START Given information
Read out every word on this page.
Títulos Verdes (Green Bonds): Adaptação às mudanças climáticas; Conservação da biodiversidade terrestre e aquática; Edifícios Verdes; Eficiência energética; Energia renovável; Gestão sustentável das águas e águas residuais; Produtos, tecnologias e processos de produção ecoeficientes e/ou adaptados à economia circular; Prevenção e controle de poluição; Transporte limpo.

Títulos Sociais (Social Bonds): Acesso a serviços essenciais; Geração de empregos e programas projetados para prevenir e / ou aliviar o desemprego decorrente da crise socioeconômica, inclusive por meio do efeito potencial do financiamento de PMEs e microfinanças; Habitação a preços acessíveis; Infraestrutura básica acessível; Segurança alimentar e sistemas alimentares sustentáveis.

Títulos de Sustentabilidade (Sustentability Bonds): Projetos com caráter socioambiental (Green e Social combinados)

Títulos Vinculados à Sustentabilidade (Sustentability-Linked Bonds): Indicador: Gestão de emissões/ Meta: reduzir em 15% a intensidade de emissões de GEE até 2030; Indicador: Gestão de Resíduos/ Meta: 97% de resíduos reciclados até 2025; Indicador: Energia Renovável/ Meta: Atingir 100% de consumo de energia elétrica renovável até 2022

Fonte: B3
END Given information
START Given information
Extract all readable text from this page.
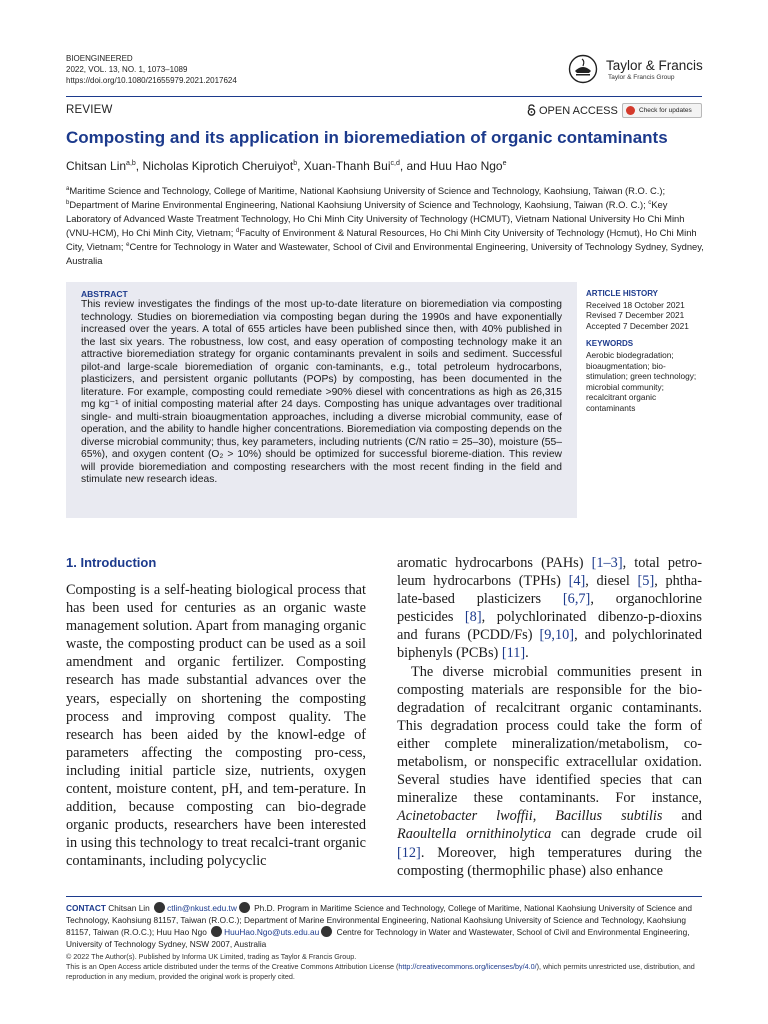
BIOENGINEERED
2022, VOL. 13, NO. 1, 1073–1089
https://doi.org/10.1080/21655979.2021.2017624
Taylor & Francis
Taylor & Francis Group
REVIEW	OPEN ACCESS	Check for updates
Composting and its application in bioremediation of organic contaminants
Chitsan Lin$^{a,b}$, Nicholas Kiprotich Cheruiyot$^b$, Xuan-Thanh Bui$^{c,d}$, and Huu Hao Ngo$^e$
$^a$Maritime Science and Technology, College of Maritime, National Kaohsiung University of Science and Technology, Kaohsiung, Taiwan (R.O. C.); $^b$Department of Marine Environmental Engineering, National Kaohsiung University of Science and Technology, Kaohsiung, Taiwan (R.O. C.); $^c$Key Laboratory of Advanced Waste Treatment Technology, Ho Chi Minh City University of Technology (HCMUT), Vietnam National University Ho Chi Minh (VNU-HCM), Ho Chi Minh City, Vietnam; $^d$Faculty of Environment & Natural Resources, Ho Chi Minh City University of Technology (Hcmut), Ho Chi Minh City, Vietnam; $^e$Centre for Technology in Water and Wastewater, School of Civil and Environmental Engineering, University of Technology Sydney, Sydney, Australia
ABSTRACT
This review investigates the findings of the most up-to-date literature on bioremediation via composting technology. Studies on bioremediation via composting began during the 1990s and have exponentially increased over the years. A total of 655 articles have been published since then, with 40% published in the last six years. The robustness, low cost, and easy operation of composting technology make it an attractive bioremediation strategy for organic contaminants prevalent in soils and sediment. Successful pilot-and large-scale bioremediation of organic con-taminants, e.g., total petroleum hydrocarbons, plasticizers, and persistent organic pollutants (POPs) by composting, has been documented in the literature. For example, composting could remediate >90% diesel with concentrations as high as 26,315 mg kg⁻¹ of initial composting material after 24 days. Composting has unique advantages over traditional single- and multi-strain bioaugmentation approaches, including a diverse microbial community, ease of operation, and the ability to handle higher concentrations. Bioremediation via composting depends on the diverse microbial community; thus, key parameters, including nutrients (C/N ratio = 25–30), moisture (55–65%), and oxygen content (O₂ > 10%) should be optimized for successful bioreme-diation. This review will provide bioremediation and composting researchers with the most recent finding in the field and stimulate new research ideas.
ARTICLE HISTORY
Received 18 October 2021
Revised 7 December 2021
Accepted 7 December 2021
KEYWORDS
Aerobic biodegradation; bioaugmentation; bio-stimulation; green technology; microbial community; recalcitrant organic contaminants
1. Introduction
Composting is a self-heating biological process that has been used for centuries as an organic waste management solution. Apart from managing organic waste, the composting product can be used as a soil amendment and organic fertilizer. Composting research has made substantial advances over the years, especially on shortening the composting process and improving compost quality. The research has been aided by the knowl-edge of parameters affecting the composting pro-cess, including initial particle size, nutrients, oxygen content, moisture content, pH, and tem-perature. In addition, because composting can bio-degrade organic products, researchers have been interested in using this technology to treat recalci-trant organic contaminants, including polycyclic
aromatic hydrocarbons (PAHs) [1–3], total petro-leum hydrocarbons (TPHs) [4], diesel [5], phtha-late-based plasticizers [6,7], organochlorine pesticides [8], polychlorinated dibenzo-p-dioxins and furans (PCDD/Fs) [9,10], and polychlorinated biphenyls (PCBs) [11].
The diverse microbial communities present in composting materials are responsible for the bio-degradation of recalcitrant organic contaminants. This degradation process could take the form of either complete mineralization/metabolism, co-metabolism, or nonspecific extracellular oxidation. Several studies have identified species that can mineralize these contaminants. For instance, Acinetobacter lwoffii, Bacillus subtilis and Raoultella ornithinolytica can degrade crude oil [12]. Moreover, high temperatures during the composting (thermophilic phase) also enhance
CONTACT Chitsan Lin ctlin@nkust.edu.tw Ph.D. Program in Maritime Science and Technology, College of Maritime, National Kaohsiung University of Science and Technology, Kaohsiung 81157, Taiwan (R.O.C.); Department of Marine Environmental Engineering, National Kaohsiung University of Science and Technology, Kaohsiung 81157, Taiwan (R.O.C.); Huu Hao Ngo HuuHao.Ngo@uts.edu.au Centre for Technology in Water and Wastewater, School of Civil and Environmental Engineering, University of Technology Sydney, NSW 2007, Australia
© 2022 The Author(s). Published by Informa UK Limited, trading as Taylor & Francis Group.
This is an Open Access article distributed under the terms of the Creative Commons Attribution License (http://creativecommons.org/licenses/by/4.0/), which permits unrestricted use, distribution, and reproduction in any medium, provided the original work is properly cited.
END Given information
> [Task brief]
Out of the material above, gather each line where "Sustentability" appears.

> [Solution to the problem]
Títulos de Sustentabilidade (Sustentability Bonds): Projetos com caráter socioambiental (Green e Social combinados)
Títulos Vinculados à Sustentabilidade (Sustentability-Linked Bonds): Indicador: Gestão de emissões/ Meta: reduzir em 15% a intensidade de emissões de GEE até 2030; Indicador: Gestão de Resíduos/ Meta: 97% de resíduos reciclados até 2025; Indicador: Energia Renovável/ Meta: Atingir 100% de consumo de energia elétrica renovável até 2022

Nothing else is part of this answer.